AVAILABLE DATA.
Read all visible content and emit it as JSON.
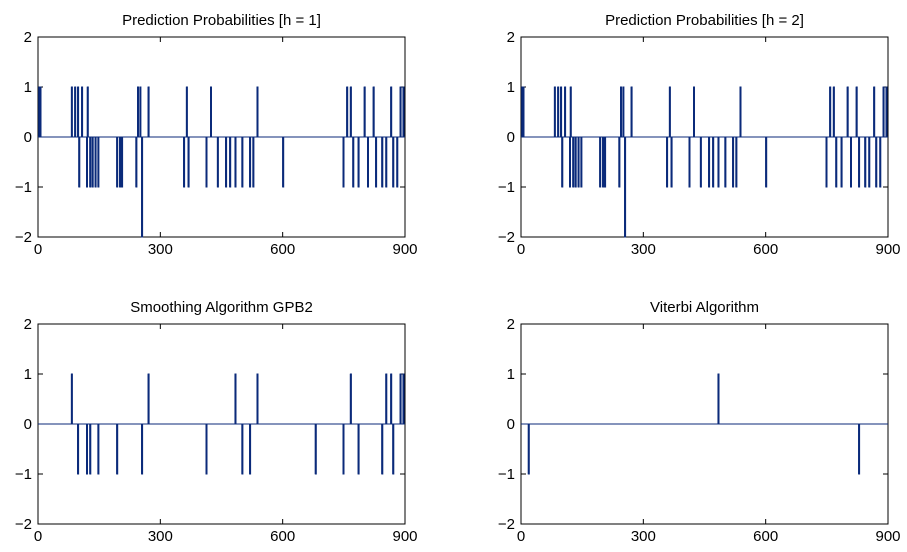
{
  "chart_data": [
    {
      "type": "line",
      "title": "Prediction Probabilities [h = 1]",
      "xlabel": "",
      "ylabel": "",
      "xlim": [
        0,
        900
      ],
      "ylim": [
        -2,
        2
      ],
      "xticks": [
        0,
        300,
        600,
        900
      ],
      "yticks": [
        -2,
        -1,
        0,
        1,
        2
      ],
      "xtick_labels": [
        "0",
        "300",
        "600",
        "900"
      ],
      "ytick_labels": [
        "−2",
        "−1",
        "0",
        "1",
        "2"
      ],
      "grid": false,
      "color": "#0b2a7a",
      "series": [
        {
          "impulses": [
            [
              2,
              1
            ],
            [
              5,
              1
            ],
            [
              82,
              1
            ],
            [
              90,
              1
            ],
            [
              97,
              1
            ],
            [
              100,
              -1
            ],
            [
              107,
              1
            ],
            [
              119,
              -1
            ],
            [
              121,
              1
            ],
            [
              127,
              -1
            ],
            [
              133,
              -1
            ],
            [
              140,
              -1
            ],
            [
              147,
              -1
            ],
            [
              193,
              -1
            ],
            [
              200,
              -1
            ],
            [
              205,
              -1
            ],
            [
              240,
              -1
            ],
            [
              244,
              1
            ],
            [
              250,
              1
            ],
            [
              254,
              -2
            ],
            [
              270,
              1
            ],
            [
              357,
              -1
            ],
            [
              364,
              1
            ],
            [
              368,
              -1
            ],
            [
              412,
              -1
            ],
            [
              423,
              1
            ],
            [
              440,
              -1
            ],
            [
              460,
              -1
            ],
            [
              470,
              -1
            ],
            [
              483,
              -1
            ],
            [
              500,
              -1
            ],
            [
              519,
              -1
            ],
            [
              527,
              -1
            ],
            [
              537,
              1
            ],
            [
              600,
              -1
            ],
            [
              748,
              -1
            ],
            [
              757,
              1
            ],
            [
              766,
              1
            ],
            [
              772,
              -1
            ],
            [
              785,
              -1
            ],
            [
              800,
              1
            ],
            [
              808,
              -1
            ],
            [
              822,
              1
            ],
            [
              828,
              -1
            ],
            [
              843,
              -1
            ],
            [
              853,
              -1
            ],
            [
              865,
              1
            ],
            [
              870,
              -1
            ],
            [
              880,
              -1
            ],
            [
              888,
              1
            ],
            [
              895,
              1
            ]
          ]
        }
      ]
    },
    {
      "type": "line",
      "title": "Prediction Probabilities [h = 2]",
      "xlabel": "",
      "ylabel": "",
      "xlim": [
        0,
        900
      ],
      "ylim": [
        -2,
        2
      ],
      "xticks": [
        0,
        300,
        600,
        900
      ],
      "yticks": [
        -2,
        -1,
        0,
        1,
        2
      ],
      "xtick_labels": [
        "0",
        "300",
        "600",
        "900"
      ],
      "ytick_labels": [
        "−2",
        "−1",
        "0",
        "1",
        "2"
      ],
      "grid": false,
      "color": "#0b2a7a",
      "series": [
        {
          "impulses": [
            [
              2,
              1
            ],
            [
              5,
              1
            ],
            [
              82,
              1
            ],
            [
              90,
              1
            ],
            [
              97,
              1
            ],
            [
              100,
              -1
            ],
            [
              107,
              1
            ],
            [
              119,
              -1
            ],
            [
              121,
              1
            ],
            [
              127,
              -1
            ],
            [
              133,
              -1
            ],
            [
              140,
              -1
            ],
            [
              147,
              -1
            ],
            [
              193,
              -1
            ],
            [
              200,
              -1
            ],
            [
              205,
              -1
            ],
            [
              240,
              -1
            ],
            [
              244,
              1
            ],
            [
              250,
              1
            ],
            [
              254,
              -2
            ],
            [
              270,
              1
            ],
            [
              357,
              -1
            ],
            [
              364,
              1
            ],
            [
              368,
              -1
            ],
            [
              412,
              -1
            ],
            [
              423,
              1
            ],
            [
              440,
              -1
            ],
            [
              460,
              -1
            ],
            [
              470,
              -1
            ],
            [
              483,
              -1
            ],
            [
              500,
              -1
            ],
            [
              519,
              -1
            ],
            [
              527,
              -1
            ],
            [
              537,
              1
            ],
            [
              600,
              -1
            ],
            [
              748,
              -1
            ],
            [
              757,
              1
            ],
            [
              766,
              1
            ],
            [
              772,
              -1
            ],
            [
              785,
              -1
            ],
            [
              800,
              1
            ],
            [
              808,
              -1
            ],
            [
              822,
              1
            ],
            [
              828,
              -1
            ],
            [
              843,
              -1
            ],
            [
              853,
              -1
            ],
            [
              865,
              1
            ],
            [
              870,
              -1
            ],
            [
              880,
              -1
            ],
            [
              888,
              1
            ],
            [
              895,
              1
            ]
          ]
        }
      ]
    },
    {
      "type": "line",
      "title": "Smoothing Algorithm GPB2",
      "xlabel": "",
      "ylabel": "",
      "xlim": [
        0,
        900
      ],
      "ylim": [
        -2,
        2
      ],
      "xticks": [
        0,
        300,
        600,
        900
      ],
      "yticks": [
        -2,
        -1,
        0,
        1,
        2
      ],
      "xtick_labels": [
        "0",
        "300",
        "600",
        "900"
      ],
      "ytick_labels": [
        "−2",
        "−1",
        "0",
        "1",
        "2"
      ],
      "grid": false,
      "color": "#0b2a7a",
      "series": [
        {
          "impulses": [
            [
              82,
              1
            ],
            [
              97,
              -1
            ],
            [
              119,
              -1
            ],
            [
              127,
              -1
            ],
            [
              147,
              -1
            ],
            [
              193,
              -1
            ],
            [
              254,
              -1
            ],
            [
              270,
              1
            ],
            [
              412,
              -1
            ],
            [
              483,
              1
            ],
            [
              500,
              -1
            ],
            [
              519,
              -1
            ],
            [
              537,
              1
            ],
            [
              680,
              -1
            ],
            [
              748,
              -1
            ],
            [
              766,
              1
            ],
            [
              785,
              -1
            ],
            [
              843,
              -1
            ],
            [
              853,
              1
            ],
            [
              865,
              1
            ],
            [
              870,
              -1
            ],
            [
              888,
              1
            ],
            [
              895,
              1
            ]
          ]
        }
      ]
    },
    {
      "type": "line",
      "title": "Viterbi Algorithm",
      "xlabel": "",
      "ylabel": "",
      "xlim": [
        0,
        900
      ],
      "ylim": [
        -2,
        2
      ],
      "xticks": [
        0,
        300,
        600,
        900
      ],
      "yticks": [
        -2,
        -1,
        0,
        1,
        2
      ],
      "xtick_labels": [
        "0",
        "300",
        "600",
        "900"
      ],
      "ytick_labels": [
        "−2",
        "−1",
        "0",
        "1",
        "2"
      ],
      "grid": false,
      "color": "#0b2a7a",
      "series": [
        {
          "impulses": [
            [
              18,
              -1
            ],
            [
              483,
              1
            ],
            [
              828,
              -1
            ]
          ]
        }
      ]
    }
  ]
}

--

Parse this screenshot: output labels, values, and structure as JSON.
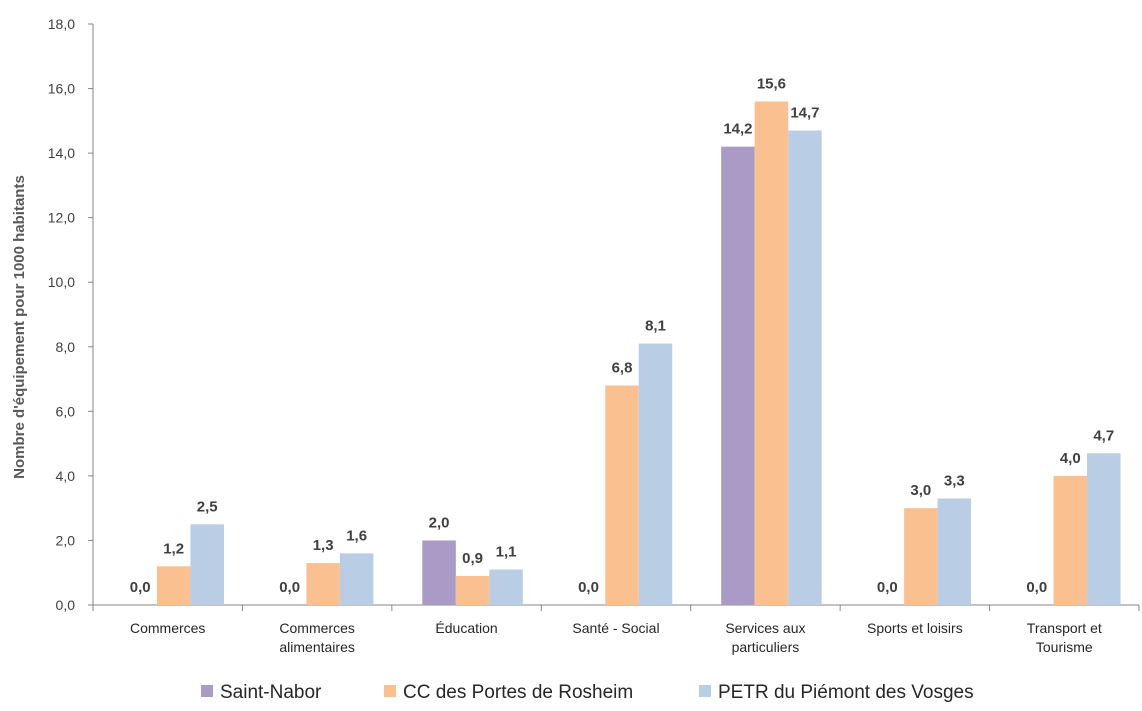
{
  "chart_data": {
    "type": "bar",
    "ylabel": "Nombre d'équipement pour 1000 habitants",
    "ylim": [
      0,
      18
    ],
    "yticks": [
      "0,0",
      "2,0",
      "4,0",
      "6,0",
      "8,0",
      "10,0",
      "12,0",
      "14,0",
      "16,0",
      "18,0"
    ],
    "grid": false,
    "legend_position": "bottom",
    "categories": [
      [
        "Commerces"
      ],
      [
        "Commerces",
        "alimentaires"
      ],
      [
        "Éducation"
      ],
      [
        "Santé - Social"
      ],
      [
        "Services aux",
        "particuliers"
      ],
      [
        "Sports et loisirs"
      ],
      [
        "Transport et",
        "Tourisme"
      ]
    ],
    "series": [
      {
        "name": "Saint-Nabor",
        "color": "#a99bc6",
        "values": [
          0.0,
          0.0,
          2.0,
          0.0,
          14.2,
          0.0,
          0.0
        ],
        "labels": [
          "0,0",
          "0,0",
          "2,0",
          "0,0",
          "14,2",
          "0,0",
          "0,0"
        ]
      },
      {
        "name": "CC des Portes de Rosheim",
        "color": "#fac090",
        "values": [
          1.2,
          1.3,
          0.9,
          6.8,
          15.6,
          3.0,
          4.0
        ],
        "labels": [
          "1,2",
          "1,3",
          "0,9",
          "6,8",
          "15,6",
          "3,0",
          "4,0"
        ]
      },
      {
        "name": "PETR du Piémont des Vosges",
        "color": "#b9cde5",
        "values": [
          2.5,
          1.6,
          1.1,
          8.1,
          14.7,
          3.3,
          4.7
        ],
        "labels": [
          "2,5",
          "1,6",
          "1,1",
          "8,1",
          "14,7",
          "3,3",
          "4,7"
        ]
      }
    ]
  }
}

STATED PROBLEM. Provide only the count of lines in the data above that include the string "JSON".

TASK ANSWER. 2